_SET TASK_: For the material that follows, list every line containing the word "name".

_RECORD SET_:
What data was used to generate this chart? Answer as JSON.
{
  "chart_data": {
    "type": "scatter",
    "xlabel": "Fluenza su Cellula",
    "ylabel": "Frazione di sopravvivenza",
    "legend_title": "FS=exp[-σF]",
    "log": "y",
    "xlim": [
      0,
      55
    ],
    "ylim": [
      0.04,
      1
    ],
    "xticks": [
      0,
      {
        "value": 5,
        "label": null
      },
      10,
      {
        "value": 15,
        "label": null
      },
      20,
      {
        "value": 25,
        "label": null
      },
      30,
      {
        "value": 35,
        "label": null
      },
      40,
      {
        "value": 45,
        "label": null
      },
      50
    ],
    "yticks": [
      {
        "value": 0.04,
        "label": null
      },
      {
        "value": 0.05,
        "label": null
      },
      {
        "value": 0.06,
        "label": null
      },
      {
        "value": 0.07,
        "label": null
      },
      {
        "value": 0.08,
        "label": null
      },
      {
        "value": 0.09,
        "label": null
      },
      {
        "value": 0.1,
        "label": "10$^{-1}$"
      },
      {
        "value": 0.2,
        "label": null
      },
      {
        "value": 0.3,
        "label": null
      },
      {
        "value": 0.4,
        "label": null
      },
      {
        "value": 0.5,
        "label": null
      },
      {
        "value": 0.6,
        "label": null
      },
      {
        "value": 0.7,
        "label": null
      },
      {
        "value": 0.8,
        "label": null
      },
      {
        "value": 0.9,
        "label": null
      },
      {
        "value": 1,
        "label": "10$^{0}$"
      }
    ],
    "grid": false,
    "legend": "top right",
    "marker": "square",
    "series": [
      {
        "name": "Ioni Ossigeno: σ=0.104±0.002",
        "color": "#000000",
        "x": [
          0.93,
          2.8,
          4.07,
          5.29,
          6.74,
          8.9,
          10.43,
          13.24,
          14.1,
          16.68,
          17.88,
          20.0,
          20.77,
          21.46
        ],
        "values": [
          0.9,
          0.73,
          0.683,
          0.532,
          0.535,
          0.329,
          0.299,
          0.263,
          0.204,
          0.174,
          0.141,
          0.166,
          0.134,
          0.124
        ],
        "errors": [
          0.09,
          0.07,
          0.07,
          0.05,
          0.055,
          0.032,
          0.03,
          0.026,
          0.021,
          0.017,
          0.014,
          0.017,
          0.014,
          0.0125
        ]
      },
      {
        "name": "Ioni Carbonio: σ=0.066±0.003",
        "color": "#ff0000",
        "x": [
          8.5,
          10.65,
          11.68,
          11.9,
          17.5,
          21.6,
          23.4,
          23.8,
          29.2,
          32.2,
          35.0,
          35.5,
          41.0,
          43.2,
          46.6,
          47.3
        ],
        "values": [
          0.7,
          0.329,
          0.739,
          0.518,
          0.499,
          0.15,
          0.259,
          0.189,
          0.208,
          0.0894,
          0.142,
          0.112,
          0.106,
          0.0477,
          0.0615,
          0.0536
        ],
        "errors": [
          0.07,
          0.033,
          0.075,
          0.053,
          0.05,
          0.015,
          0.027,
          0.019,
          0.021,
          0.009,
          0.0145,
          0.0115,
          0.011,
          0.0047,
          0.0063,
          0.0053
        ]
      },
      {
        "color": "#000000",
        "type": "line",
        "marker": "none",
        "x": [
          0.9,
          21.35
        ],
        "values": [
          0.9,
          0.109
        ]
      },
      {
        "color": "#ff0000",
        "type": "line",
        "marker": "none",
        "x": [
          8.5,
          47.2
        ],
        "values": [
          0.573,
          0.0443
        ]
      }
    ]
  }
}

_REPLY_:
        "name": "Ioni Ossigeno: σ=0.104±0.002",
        "name": "Ioni Carbonio: σ=0.066±0.003",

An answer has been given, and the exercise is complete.